→ Compiti richiesti:
A) Secondo il testo sulla mozione relativa allo scambio di contingenti di energia elettrica, entro quando sarà comunicata la soluzione per il prossimo inverno?
B) Traduci in inglese questa frase del testo sulla mozione relativa allo scambio di contingenti di energia elettrica: "Il trasferimento di contingenti è già possibile (cfr. interpellanza 22.4431)".

→ Testo riportato:
Dipartimento dell'economia, della formazione e della ricerca

Liquidato

Wortlaut

Il Consiglio federale è incaricato di eliminare gli ostacoli allo scambio di contingenti di energia elettrica privata in tutta la Svizzera a partire dall'inverno 2023/24. Deve in particolare garantire che le aziende di approvvigionamento energetico (AAE) e i gestori di rete rispettino tutti gli obblighi loro posti dall'ordinanza sul contingentamento dell'energia elettrica (art. 7, 8 e 11), coordinandosi con i consumatori. Ciò implica che il settore elettrico (Ostral) dovrà poter disporre di tutte le risorse necessarie

Begründung

La Confederazione stima che i costi di una penuria di elettricità potrebbero ammontare a centinaia di miliardi di franchi. In particolare in caso di contingentamento si dovrebbe far fronte a danni ingenti all'economia nazionale. Il progressivo aumento di questi costi si deve al fatto che, a causa di problemi amministrativi, lo scambio di contingenti è possibile solo in misura estremamente limitata.

Nella sua risposta all'interpellanza 22.4431, il Consiglio federale ha sottolineato che la responsabilità dell'organizzazione dello scambio di contingenti di energia elettrica spetta all'economia, che ha saputo giocare d'anticipo mettendo a punto mangellage.ch, finanziata con fondi privati. La pratica ha tuttavia dimostrato i limiti di questa piattaforma: al momento i consumatori non sono infatti in grado di collaborare alla pari con le AAE e i gestori di rete che, a loro volta, non dispongono di capacità sufficienti. Di conseguenza il quadro che ad oggi ammette lo scambio di contingenti è inaccettabilmente ristretto.

Sebbene l'obiettivo di un funzionamento sicuro della rete e della stabilità della stessa siano legittimi e le relative condizioni quadro debbano essere accolte, al settore elettrico statale devono essere posti dei vincoli; dovrà inoltre dimostrarsi disponibile a risolvere i problemi legati allo scambio di contingenti in modo da riconoscere l'importanza economica di questo strumento. È per esempio inaccettabile che lo scambio tra diversi comprensori di rete venga rifiutato per motivi amministrativi. Rispettare i diritti e i doveri derivanti dall'ordinanza sul contingentamento dell'energia elettrica è nell'interesse di tutti gli operatori del settore (produttori, fornitori, gestori di rete e consumatori). Questo è l'unico modo per garantire che lo scambio di contingenti avvenga in modo efficiente ed efficace. È quindi fondamentale che tutti gli operatori sopracitati siano equamente rappresentati all'interno dei comitati e dei gruppi di lavoro (p. es. nella stesura delle raccomandazioni di settore per il trasferimento dei contingenti). L'Ostral deve inoltre disporre di risorse sufficienti per poter svolgere la sua importante funzione di coordinamento.

Antrag des Bundesrates

Il Consiglio federale propone di respingere la mozione.

Stellungnahme des Bundesrates

Il trasferimento di contingenti è già possibile (cfr. interpellanza 22.4431).

Per il Consiglio federale è importante impegnarsi per ridurre al minimo le conseguenze negative di un eventuale contingentamento. In quest'ottica, il trasferimento di contingenti diventa una valida opzione. Per l'inverno 2023/2024 si sta quindi cercando una soluzione per i consumatori multi-sito, ossia i grandi consumatori con diverse sedi nei comprensori dei gestori delle reti di distribuzione, in modo tale che, ai fini del contingentamento, vengano conteggiati come singola unità.

Questi lavori, che coinvolgono i gestori delle reti di distribuzione ma anche i grandi consumatori dei settori dell'industria e dei servizi, mirano inoltre a semplificare ulteriormente il trasferimento di contingenti. Al momento vengono valutate diverse varianti. La soluzione per il prossimo inverno sarà comunicata al più tardi a settembre.

Nel caso di una situazione di grave penuria di energia, il contingentamento rappresenta una misura importante dell'Approvvigionamento economico del Paese, perché consente di evitare il rischio di interruzioni di corrente. Non è quindi opportuno minimizzarne l'efficacia.

Il Consiglio federale propone di respingere la mozione.

Voci del dataset:
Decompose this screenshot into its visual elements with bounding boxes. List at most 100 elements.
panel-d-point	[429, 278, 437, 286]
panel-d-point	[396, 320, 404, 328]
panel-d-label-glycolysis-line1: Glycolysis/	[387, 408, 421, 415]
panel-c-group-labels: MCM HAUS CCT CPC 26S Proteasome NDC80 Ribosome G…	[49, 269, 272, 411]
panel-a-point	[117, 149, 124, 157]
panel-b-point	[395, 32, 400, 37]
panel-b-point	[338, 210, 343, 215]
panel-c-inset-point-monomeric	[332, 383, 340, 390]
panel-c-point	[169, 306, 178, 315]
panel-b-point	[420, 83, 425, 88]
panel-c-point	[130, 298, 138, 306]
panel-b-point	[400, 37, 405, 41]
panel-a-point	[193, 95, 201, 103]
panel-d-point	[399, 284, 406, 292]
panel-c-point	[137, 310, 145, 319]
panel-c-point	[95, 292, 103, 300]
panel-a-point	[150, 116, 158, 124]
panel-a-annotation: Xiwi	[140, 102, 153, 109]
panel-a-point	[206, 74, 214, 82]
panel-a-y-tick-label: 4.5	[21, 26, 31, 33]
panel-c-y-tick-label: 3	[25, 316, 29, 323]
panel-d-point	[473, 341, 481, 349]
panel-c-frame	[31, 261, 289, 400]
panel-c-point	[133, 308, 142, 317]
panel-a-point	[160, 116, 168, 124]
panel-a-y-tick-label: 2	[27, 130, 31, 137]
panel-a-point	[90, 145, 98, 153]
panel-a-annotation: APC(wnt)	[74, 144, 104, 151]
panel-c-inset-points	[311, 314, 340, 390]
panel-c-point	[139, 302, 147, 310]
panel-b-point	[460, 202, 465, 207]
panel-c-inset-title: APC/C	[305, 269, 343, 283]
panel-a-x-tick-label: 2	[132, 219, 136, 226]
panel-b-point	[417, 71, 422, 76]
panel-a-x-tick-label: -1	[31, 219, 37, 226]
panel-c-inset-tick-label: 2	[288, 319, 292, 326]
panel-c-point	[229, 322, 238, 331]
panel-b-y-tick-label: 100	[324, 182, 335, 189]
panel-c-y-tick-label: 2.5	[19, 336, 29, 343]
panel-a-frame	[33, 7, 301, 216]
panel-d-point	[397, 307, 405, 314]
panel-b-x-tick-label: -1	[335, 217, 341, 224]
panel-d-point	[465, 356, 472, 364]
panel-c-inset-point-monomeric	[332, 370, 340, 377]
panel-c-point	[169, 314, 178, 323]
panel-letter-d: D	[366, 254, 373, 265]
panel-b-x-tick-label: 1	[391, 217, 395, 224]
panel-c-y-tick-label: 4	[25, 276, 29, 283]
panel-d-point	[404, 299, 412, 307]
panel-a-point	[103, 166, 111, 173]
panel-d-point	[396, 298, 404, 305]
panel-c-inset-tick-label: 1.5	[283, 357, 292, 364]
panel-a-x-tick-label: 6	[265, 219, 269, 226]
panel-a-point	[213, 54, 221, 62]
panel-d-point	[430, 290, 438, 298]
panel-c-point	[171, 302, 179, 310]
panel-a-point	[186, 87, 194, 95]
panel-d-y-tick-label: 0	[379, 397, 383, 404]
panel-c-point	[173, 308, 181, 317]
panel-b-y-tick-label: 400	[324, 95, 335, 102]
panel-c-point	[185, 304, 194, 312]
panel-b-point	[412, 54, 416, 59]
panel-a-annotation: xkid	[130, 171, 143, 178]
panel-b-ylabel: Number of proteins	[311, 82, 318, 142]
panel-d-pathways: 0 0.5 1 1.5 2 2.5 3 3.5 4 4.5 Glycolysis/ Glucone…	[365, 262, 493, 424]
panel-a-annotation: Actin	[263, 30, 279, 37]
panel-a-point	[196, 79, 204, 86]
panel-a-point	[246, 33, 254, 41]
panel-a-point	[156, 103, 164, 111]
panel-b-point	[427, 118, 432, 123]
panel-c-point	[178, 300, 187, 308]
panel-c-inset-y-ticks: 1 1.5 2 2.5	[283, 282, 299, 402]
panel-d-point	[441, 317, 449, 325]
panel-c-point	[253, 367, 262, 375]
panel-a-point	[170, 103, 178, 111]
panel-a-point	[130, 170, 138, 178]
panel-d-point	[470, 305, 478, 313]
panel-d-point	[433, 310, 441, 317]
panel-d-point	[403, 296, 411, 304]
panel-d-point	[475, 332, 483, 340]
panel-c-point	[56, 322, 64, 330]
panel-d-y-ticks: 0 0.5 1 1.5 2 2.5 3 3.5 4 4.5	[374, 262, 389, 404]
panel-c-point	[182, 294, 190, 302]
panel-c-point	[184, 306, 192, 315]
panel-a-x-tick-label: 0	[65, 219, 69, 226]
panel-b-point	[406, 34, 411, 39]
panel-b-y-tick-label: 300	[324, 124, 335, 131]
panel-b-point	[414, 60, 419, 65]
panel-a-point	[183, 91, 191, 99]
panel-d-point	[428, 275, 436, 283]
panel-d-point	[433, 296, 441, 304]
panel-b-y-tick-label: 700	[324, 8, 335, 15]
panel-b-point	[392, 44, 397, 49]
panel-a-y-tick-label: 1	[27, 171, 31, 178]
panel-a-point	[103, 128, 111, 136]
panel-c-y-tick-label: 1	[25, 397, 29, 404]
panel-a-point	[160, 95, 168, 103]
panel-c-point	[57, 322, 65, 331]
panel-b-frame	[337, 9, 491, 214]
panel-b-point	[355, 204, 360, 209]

→ Risposte ai compiti:
A) La soluzione per il prossimo inverno sarà comunicata al più tardi a settembre.

B) The transfer of quotas is already possible (cf. interpellation 22.4431).